Stated exercise | Find each line in the following listing that has the string "equipment", then state the count and nothing else.

Available data |
++++++

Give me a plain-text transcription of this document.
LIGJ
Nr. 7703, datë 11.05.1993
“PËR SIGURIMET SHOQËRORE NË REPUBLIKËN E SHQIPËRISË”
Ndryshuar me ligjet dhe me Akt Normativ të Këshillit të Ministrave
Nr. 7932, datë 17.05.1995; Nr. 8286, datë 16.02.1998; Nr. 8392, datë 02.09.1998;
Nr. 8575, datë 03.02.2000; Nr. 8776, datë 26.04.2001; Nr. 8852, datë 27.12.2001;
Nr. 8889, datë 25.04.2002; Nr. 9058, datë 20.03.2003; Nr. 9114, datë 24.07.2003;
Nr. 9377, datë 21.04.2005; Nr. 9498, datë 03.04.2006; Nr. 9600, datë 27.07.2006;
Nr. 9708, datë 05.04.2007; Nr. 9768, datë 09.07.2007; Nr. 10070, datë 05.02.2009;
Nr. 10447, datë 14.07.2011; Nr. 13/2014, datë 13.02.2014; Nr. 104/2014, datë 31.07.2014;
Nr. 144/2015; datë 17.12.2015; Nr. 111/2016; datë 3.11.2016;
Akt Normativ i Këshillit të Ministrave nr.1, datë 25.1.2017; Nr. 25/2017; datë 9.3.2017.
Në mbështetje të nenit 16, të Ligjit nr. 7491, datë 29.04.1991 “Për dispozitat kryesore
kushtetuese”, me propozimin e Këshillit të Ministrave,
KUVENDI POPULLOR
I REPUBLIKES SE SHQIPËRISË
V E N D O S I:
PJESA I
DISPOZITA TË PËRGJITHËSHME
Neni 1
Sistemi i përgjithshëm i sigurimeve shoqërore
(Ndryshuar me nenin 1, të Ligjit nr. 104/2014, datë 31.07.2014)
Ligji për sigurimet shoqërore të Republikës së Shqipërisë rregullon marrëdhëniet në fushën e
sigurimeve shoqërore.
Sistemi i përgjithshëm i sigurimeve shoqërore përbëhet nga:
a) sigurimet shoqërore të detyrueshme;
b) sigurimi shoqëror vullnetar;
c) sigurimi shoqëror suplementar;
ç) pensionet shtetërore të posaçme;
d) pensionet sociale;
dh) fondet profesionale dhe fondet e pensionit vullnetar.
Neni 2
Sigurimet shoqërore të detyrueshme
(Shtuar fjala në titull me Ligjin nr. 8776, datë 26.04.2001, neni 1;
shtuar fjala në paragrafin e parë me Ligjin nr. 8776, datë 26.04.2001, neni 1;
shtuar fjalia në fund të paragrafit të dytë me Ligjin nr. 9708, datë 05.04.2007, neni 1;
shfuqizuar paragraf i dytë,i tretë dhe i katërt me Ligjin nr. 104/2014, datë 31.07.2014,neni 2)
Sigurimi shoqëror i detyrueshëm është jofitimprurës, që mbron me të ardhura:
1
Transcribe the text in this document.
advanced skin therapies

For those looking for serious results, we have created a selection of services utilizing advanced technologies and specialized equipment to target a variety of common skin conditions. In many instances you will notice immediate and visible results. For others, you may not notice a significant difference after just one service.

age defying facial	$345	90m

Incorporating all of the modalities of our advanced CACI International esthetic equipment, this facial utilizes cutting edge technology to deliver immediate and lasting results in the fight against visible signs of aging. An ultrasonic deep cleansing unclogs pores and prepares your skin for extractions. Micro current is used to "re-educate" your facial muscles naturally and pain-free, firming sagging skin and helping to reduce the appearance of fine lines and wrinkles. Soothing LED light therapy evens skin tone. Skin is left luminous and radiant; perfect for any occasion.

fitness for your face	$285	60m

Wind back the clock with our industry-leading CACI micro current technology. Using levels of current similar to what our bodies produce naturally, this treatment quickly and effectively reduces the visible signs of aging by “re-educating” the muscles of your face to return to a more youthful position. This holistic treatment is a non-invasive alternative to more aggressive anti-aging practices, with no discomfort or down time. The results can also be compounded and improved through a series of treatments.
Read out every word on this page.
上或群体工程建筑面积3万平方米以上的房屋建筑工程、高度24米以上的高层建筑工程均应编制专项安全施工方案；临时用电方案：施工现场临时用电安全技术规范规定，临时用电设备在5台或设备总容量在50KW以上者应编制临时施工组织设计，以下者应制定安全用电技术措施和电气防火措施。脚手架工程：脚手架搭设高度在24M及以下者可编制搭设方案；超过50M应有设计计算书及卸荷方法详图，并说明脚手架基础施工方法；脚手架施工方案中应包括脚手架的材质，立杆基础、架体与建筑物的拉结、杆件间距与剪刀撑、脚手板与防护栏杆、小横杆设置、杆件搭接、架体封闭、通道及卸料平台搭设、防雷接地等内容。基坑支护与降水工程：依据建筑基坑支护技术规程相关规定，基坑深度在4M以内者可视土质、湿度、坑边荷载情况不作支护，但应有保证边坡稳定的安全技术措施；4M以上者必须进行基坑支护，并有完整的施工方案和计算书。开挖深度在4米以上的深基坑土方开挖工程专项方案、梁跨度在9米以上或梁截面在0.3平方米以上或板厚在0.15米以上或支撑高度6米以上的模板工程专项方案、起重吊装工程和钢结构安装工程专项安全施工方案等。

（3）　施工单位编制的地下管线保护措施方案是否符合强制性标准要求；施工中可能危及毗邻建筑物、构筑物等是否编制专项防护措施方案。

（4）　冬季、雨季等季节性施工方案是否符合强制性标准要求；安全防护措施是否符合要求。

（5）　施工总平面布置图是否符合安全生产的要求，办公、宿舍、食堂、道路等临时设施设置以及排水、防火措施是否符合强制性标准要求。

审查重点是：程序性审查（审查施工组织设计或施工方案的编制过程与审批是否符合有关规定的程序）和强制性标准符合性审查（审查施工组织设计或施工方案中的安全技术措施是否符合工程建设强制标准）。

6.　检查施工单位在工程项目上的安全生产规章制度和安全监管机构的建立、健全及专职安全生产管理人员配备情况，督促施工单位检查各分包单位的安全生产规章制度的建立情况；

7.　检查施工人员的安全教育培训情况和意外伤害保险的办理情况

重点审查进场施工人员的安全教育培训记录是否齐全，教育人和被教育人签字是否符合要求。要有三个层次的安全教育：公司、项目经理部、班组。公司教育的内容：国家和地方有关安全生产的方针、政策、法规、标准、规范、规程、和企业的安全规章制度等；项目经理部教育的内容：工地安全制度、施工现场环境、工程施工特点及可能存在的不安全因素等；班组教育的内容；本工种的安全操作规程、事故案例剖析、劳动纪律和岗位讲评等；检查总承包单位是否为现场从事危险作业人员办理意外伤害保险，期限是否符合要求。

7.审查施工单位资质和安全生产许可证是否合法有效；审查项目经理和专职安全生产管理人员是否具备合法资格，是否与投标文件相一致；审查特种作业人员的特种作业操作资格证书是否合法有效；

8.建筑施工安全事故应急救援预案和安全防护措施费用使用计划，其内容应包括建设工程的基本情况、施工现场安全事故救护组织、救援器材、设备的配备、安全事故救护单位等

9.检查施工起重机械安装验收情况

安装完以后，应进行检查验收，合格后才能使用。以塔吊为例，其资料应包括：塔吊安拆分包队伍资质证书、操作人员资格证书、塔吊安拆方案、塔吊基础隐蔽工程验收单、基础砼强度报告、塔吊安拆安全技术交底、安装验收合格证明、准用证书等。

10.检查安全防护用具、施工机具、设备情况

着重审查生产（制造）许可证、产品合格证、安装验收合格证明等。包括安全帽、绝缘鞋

++++++

Final result | 2